Problem to work on —
How many lines of the material below contain the string "JSON"? Answer with the number and nothing else.

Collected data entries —

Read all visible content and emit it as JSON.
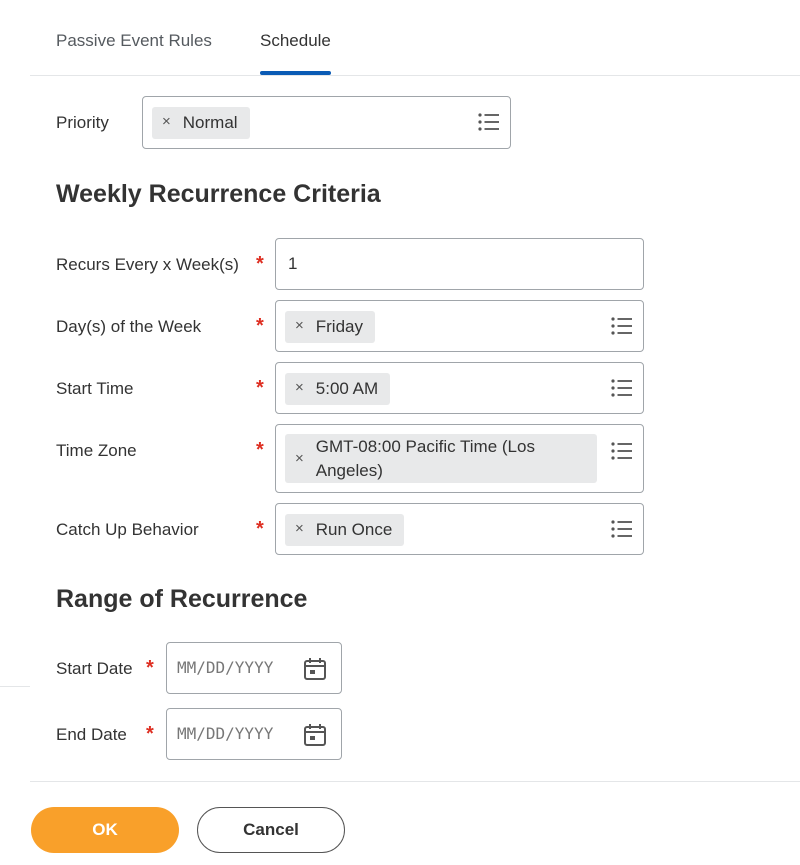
{
  "tabs": [
    {
      "label": "Passive Event Rules",
      "active": false
    },
    {
      "label": "Schedule",
      "active": true
    }
  ],
  "priority": {
    "label": "Priority",
    "value": "Normal"
  },
  "weekly": {
    "heading": "Weekly Recurrence Criteria",
    "recurs_every": {
      "label": "Recurs Every x Week(s)",
      "value": "1"
    },
    "days_of_week": {
      "label": "Day(s) of the Week",
      "value": "Friday"
    },
    "start_time": {
      "label": "Start Time",
      "value": "5:00 AM"
    },
    "time_zone": {
      "label": "Time Zone",
      "value_line1": "GMT-08:00 Pacific Time (Los",
      "value_line2": "Angeles)"
    },
    "catch_up": {
      "label": "Catch Up Behavior",
      "value": "Run Once"
    }
  },
  "range": {
    "heading": "Range of Recurrence",
    "start_date": {
      "label": "Start Date",
      "placeholder": "MM/DD/YYYY"
    },
    "end_date": {
      "label": "End Date",
      "placeholder": "MM/DD/YYYY"
    }
  },
  "required_marker": "*",
  "remove_glyph": "×",
  "buttons": {
    "ok": "OK",
    "cancel": "Cancel"
  },
  "colors": {
    "accent": "#0a5bb5",
    "required": "#de2e21",
    "primary_button": "#f9a02a"
  },
  "icons": {
    "list": "list-icon",
    "calendar": "calendar-icon",
    "remove": "close-icon"
  }
}
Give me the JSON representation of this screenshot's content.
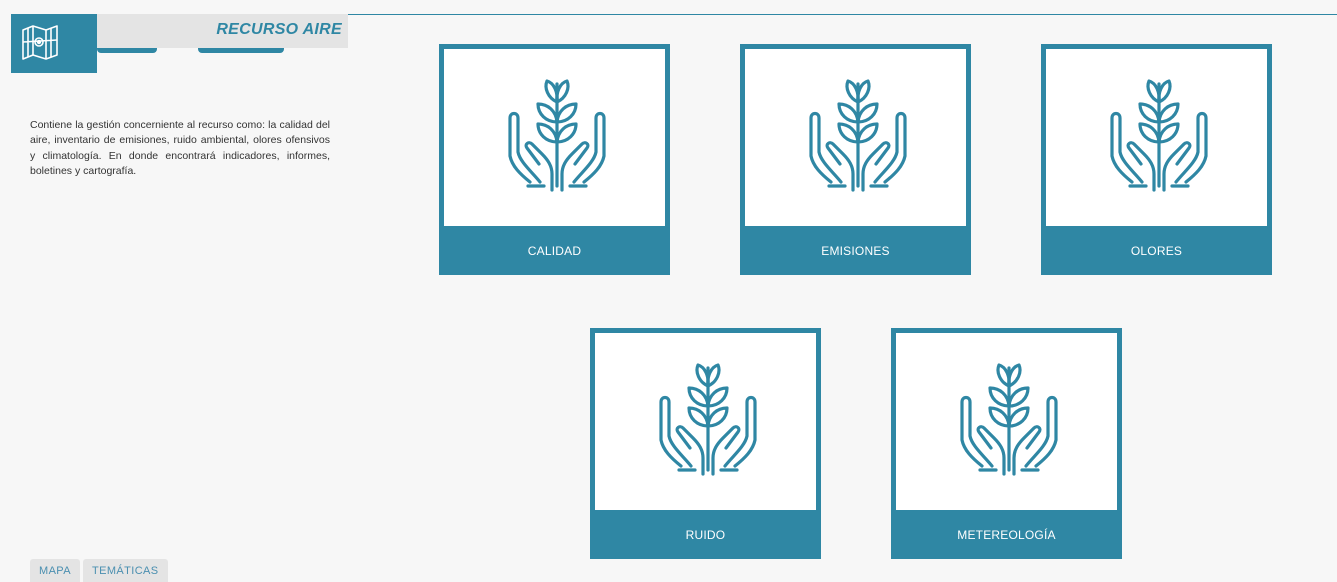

Task answer —
2